What needs to be done: Restate every line of the material, word for word.

(Figure record listings)
>> BEGIN
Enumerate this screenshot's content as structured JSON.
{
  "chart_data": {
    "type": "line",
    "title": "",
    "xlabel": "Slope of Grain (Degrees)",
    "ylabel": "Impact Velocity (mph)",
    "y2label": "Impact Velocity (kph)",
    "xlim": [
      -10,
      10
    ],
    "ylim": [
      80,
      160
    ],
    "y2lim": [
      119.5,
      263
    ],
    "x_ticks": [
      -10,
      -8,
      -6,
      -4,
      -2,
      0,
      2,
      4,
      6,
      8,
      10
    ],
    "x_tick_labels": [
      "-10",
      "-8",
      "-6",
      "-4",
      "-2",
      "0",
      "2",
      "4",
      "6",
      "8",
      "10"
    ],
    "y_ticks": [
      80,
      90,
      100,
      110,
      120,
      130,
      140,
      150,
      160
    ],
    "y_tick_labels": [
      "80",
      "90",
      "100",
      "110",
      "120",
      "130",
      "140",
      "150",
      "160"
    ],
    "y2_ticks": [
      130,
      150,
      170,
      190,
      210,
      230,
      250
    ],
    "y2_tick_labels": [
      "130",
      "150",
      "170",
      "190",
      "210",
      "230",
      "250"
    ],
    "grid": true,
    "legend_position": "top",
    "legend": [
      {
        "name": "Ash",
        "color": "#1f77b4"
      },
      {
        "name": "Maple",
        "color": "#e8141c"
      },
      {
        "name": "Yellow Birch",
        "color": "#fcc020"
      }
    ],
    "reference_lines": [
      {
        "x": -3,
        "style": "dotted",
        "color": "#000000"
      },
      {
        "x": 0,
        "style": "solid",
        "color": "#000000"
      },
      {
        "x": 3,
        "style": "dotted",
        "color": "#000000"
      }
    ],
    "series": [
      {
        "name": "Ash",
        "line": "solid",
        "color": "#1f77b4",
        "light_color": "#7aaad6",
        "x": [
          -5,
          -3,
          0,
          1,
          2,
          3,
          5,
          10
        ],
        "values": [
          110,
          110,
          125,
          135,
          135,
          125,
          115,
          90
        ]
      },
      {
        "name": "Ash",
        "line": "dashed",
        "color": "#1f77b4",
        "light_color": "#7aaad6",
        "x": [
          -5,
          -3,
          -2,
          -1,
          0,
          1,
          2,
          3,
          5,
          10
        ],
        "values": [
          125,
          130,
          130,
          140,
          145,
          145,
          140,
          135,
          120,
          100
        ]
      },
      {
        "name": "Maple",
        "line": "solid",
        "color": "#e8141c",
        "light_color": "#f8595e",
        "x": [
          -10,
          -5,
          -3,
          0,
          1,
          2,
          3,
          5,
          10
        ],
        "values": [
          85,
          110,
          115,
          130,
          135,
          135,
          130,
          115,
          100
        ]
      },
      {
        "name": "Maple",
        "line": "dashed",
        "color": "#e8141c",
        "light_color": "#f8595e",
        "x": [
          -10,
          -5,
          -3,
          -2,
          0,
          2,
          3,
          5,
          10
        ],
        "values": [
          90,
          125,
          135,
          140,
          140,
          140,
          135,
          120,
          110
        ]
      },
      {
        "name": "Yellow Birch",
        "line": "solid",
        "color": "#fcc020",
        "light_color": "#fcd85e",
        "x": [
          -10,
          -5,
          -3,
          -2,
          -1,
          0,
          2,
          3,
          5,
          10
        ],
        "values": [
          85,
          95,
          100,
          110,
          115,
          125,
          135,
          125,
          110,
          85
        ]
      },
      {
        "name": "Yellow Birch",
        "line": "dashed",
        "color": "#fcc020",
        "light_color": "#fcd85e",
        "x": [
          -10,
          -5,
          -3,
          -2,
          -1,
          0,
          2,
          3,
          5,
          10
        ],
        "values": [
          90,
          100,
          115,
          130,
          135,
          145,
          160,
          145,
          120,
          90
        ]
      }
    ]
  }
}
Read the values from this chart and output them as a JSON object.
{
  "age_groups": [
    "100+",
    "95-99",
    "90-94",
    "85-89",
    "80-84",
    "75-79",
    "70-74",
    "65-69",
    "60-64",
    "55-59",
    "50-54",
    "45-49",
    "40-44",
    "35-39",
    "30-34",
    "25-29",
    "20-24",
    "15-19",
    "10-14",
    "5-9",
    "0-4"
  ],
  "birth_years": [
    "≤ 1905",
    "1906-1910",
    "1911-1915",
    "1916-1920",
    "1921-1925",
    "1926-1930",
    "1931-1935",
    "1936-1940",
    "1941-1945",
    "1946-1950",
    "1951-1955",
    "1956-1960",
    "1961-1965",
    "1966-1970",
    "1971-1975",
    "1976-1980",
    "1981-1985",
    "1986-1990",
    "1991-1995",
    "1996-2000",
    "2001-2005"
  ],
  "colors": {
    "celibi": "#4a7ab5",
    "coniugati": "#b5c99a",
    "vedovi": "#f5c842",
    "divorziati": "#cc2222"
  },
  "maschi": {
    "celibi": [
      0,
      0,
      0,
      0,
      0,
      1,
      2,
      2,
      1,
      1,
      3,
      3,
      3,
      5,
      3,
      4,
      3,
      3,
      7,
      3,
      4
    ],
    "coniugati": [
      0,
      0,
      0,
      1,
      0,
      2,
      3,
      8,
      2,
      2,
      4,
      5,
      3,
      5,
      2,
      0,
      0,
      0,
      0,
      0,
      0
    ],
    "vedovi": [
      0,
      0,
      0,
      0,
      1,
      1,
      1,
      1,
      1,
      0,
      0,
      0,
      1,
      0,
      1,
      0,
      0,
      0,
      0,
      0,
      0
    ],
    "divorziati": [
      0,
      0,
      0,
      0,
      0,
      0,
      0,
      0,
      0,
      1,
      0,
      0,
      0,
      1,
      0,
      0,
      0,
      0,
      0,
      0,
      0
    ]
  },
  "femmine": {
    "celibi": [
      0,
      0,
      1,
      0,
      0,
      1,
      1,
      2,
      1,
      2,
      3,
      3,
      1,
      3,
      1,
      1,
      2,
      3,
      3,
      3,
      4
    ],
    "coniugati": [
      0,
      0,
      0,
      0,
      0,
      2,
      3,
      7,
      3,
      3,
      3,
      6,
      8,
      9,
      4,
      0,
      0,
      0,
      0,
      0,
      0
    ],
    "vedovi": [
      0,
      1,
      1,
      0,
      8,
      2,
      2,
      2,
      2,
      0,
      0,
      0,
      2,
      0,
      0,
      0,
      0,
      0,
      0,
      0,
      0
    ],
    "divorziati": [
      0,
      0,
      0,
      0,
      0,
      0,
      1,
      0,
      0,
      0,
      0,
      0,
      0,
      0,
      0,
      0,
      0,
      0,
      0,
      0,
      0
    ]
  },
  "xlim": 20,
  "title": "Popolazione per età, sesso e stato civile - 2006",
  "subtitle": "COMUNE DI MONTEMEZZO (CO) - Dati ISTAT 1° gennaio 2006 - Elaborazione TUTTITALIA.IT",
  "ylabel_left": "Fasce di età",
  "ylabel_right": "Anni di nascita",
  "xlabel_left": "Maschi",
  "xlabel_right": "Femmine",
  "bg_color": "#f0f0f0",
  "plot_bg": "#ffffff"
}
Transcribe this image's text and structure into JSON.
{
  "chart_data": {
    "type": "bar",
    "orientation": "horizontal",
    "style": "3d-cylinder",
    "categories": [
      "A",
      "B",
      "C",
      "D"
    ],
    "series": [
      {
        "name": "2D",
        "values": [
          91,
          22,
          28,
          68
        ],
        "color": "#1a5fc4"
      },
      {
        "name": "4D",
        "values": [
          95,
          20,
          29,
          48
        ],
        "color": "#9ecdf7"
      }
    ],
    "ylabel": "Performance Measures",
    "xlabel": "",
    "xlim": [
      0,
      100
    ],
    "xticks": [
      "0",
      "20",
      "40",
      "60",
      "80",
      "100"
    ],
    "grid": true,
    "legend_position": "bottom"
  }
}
>> END
Output of the exercise:
Enumerate this screenshot's content as structured JSON.
{
  "chart_data": {
    "type": "line",
    "title": "",
    "xlabel": "Slope of Grain (Degrees)",
    "ylabel": "Impact Velocity (mph)",
    "y2label": "Impact Velocity (kph)",
    "xlim": [
      -10,
      10
    ],
    "ylim": [
      80,
      160
    ],
    "y2lim": [
      119.5,
      263
    ],
    "x_ticks": [
      -10,
      -8,
      -6,
      -4,
      -2,
      0,
      2,
      4,
      6,
      8,
      10
    ],
    "x_tick_labels": [
      "-10",
      "-8",
      "-6",
      "-4",
      "-2",
      "0",
      "2",
      "4",
      "6",
      "8",
      "10"
    ],
    "y_ticks": [
      80,
      90,
      100,
      110,
      120,
      130,
      140,
      150,
      160
    ],
    "y_tick_labels": [
      "80",
      "90",
      "100",
      "110",
      "120",
      "130",
      "140",
      "150",
      "160"
    ],
    "y2_ticks": [
      130,
      150,
      170,
      190,
      210,
      230,
      250
    ],
    "y2_tick_labels": [
      "130",
      "150",
      "170",
      "190",
      "210",
      "230",
      "250"
    ],
    "grid": true,
    "legend_position": "top",
    "legend": [
      {
        "name": "Ash",
        "color": "#1f77b4"
      },
      {
        "name": "Maple",
        "color": "#e8141c"
      },
      {
        "name": "Yellow Birch",
        "color": "#fcc020"
      }
    ],
    "reference_lines": [
      {
        "x": -3,
        "style": "dotted",
        "color": "#000000"
      },
      {
        "x": 0,
        "style": "solid",
        "color": "#000000"
      },
      {
        "x": 3,
        "style": "dotted",
        "color": "#000000"
      }
    ],
    "series": [
      {
        "name": "Ash",
        "line": "solid",
        "color": "#1f77b4",
        "light_color": "#7aaad6",
        "x": [
          -5,
          -3,
          0,
          1,
          2,
          3,
          5,
          10
        ],
        "values": [
          110,
          110,
          125,
          135,
          135,
          125,
          115,
          90
        ]
      },
      {
        "name": "Ash",
        "line": "dashed",
        "color": "#1f77b4",
        "light_color": "#7aaad6",
        "x": [
          -5,
          -3,
          -2,
          -1,
          0,
          1,
          2,
          3,
          5,
          10
        ],
        "values": [
          125,
          130,
          130,
          140,
          145,
          145,
          140,
          135,
          120,
          100
        ]
      },
      {
        "name": "Maple",
        "line": "solid",
        "color": "#e8141c",
        "light_color": "#f8595e",
        "x": [
          -10,
          -5,
          -3,
          0,
          1,
          2,
          3,
          5,
          10
        ],
        "values": [
          85,
          110,
          115,
          130,
          135,
          135,
          130,
          115,
          100
        ]
      },
      {
        "name": "Maple",
        "line": "dashed",
        "color": "#e8141c",
        "light_color": "#f8595e",
        "x": [
          -10,
          -5,
          -3,
          -2,
          0,
          2,
          3,
          5,
          10
        ],
        "values": [
          90,
          125,
          135,
          140,
          140,
          140,
          135,
          120,
          110
        ]
      },
      {
        "name": "Yellow Birch",
        "line": "solid",
        "color": "#fcc020",
        "light_color": "#fcd85e",
        "x": [
          -10,
          -5,
          -3,
          -2,
          -1,
          0,
          2,
          3,
          5,
          10
        ],
        "values": [
          85,
          95,
          100,
          110,
          115,
          125,
          135,
          125,
          110,
          85
        ]
      },
      {
        "name": "Yellow Birch",
        "line": "dashed",
        "color": "#fcc020",
        "light_color": "#fcd85e",
        "x": [
          -10,
          -5,
          -3,
          -2,
          -1,
          0,
          2,
          3,
          5,
          10
        ],
        "values": [
          90,
          100,
          115,
          130,
          135,
          145,
          160,
          145,
          120,
          90
        ]
      }
    ]
  }
}
Read the values from this chart and output them as a JSON object.
{
  "age_groups": [
    "100+",
    "95-99",
    "90-94",
    "85-89",
    "80-84",
    "75-79",
    "70-74",
    "65-69",
    "60-64",
    "55-59",
    "50-54",
    "45-49",
    "40-44",
    "35-39",
    "30-34",
    "25-29",
    "20-24",
    "15-19",
    "10-14",
    "5-9",
    "0-4"
  ],
  "birth_years": [
    "≤ 1905",
    "1906-1910",
    "1911-1915",
    "1916-1920",
    "1921-1925",
    "1926-1930",
    "1931-1935",
    "1936-1940",
    "1941-1945",
    "1946-1950",
    "1951-1955",
    "1956-1960",
    "1961-1965",
    "1966-1970",
    "1971-1975",
    "1976-1980",
    "1981-1985",
    "1986-1990",
    "1991-1995",
    "1996-2000",
    "2001-2005"
  ],
  "colors": {
    "celibi": "#4a7ab5",
    "coniugati": "#b5c99a",
    "vedovi": "#f5c842",
    "divorziati": "#cc2222"
  },
  "maschi": {
    "celibi": [
      0,
      0,
      0,
      0,
      0,
      1,
      2,
      2,
      1,
      1,
      3,
      3,
      3,
      5,
      3,
      4,
      3,
      3,
      7,
      3,
      4
    ],
    "coniugati": [
      0,
      0,
      0,
      1,
      0,
      2,
      3,
      8,
      2,
      2,
      4,
      5,
      3,
      5,
      2,
      0,
      0,
      0,
      0,
      0,
      0
    ],
    "vedovi": [
      0,
      0,
      0,
      0,
      1,
      1,
      1,
      1,
      1,
      0,
      0,
      0,
      1,
      0,
      1,
      0,
      0,
      0,
      0,
      0,
      0
    ],
    "divorziati": [
      0,
      0,
      0,
      0,
      0,
      0,
      0,
      0,
      0,
      1,
      0,
      0,
      0,
      1,
      0,
      0,
      0,
      0,
      0,
      0,
      0
    ]
  },
  "femmine": {
    "celibi": [
      0,
      0,
      1,
      0,
      0,
      1,
      1,
      2,
      1,
      2,
      3,
      3,
      1,
      3,
      1,
      1,
      2,
      3,
      3,
      3,
      4
    ],
    "coniugati": [
      0,
      0,
      0,
      0,
      0,
      2,
      3,
      7,
      3,
      3,
      3,
      6,
      8,
      9,
      4,
      0,
      0,
      0,
      0,
      0,
      0
    ],
    "vedovi": [
      0,
      1,
      1,
      0,
      8,
      2,
      2,
      2,
      2,
      0,
      0,
      0,
      2,
      0,
      0,
      0,
      0,
      0,
      0,
      0,
      0
    ],
    "divorziati": [
      0,
      0,
      0,
      0,
      0,
      0,
      1,
      0,
      0,
      0,
      0,
      0,
      0,
      0,
      0,
      0,
      0,
      0,
      0,
      0,
      0
    ]
  },
  "xlim": 20,
  "title": "Popolazione per età, sesso e stato civile - 2006",
  "subtitle": "COMUNE DI MONTEMEZZO (CO) - Dati ISTAT 1° gennaio 2006 - Elaborazione TUTTITALIA.IT",
  "ylabel_left": "Fasce di età",
  "ylabel_right": "Anni di nascita",
  "xlabel_left": "Maschi",
  "xlabel_right": "Femmine",
  "bg_color": "#f0f0f0",
  "plot_bg": "#ffffff"
}
Transcribe this image's text and structure into JSON.
{
  "chart_data": {
    "type": "bar",
    "orientation": "horizontal",
    "style": "3d-cylinder",
    "categories": [
      "A",
      "B",
      "C",
      "D"
    ],
    "series": [
      {
        "name": "2D",
        "values": [
          91,
          22,
          28,
          68
        ],
        "color": "#1a5fc4"
      },
      {
        "name": "4D",
        "values": [
          95,
          20,
          29,
          48
        ],
        "color": "#9ecdf7"
      }
    ],
    "ylabel": "Performance Measures",
    "xlabel": "",
    "xlim": [
      0,
      100
    ],
    "xticks": [
      "0",
      "20",
      "40",
      "60",
      "80",
      "100"
    ],
    "grid": true,
    "legend_position": "bottom"
  }
}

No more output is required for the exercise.